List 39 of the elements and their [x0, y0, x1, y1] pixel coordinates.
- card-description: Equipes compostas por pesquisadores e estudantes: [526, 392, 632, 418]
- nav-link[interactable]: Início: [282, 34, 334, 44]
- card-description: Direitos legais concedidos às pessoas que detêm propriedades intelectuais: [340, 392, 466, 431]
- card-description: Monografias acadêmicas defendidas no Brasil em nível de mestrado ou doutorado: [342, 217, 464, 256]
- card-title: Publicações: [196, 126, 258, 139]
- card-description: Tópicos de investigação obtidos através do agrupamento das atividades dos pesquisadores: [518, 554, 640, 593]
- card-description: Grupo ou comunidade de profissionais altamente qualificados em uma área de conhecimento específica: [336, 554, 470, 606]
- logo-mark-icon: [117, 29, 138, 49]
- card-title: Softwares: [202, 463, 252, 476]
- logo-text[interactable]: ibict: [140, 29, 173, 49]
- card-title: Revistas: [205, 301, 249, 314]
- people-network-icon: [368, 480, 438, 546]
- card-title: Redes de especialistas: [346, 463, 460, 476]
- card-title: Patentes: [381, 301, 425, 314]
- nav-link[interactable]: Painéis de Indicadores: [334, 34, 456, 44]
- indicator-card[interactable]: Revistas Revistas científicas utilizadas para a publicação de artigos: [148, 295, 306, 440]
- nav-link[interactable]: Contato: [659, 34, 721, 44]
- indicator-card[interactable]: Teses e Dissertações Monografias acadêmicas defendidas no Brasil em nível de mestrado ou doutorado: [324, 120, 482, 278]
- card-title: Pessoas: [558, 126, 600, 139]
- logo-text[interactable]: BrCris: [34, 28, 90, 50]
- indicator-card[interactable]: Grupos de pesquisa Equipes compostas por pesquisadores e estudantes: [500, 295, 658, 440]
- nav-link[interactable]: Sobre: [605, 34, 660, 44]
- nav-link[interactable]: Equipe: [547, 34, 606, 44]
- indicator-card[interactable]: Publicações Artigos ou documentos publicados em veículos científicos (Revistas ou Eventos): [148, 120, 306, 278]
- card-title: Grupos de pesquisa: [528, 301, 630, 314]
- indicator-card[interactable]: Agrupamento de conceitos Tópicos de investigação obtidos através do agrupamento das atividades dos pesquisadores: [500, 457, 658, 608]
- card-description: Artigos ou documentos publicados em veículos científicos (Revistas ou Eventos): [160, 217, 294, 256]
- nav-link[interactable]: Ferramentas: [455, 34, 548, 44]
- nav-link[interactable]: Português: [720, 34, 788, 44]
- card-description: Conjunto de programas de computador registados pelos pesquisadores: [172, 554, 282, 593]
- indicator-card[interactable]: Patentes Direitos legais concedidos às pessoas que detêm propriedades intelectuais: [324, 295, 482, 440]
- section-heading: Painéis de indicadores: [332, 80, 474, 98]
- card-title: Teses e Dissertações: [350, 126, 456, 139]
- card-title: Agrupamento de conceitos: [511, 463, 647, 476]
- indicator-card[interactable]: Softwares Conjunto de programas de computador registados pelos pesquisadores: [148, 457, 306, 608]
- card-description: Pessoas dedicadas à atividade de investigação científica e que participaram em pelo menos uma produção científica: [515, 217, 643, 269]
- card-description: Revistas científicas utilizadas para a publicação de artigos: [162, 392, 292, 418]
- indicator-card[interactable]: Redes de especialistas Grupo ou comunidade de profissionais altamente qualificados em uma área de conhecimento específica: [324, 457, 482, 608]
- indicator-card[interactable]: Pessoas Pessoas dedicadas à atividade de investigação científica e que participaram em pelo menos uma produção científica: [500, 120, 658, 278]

= Given request =
Reproduce the data above from its first line up to and including the line with "- card-title: Softwares: [202, 463, 252, 476]", keeping every character unchanged.

= Result for this exercise =
List 39 of the elements and their [x0, y0, x1, y1] pixel coordinates.
- card-description: Equipes compostas por pesquisadores e estudantes: [526, 392, 632, 418]
- nav-link[interactable]: Início: [282, 34, 334, 44]
- card-description: Direitos legais concedidos às pessoas que detêm propriedades intelectuais: [340, 392, 466, 431]
- card-description: Monografias acadêmicas defendidas no Brasil em nível de mestrado ou doutorado: [342, 217, 464, 256]
- card-title: Publicações: [196, 126, 258, 139]
- card-description: Tópicos de investigação obtidos através do agrupamento das atividades dos pesquisadores: [518, 554, 640, 593]
- card-description: Grupo ou comunidade de profissionais altamente qualificados em uma área de conhecimento específica: [336, 554, 470, 606]
- logo-mark-icon: [117, 29, 138, 49]
- card-title: Softwares: [202, 463, 252, 476]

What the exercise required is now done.